Repeat what the lines below say, word for word, and skip every image.

Source data

^^^^^^^^

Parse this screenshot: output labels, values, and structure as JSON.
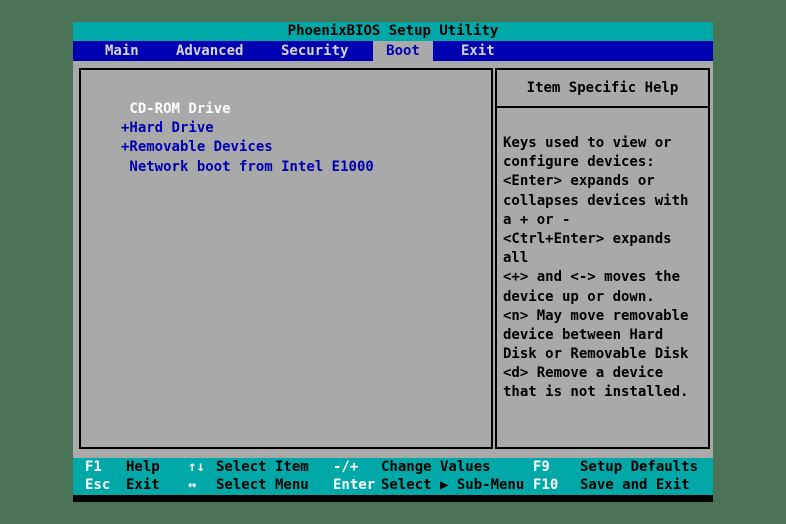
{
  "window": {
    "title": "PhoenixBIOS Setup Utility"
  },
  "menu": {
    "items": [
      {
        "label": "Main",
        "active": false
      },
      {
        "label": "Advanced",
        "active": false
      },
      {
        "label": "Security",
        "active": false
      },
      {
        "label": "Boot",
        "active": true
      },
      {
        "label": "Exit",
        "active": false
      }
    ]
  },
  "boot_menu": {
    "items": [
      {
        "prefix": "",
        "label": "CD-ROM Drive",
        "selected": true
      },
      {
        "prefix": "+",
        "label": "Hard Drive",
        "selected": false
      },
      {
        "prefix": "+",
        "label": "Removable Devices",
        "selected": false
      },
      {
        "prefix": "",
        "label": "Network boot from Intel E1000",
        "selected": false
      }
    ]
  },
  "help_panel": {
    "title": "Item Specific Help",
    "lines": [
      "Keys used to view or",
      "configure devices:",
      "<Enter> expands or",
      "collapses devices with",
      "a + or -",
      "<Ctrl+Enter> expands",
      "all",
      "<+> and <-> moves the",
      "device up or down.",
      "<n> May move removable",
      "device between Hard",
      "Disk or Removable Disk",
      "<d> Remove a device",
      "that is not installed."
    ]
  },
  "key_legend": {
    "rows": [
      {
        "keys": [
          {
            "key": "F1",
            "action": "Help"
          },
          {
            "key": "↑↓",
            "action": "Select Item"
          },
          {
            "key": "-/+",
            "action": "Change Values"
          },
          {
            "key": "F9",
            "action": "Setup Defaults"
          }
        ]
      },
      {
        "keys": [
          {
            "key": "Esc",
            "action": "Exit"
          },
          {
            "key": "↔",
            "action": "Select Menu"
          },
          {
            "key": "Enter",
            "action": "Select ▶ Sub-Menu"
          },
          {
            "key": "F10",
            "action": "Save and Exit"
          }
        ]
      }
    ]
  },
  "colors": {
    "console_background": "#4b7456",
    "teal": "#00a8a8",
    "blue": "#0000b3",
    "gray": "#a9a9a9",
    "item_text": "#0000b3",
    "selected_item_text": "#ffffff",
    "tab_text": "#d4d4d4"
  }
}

^^^^^^^^

> _The completed task_:
Parse this screenshot: output labels, values, and structure as JSON.
{
  "window": {
    "title": "PhoenixBIOS Setup Utility"
  },
  "menu": {
    "items": [
      {
        "label": "Main",
        "active": false
      },
      {
        "label": "Advanced",
        "active": false
      },
      {
        "label": "Security",
        "active": false
      },
      {
        "label": "Boot",
        "active": true
      },
      {
        "label": "Exit",
        "active": false
      }
    ]
  },
  "boot_menu": {
    "items": [
      {
        "prefix": "",
        "label": "CD-ROM Drive",
        "selected": true
      },
      {
        "prefix": "+",
        "label": "Hard Drive",
        "selected": false
      },
      {
        "prefix": "+",
        "label": "Removable Devices",
        "selected": false
      },
      {
        "prefix": "",
        "label": "Network boot from Intel E1000",
        "selected": false
      }
    ]
  },
  "help_panel": {
    "title": "Item Specific Help",
    "lines": [
      "Keys used to view or",
      "configure devices:",
      "<Enter> expands or",
      "collapses devices with",
      "a + or -",
      "<Ctrl+Enter> expands",
      "all",
      "<+> and <-> moves the",
      "device up or down.",
      "<n> May move removable",
      "device between Hard",
      "Disk or Removable Disk",
      "<d> Remove a device",
      "that is not installed."
    ]
  },
  "key_legend": {
    "rows": [
      {
        "keys": [
          {
            "key": "F1",
            "action": "Help"
          },
          {
            "key": "↑↓",
            "action": "Select Item"
          },
          {
            "key": "-/+",
            "action": "Change Values"
          },
          {
            "key": "F9",
            "action": "Setup Defaults"
          }
        ]
      },
      {
        "keys": [
          {
            "key": "Esc",
            "action": "Exit"
          },
          {
            "key": "↔",
            "action": "Select Menu"
          },
          {
            "key": "Enter",
            "action": "Select ▶ Sub-Menu"
          },
          {
            "key": "F10",
            "action": "Save and Exit"
          }
        ]
      }
    ]
  },
  "colors": {
    "console_background": "#4b7456",
    "teal": "#00a8a8",
    "blue": "#0000b3",
    "gray": "#a9a9a9",
    "item_text": "#0000b3",
    "selected_item_text": "#ffffff",
    "tab_text": "#d4d4d4"
  }
}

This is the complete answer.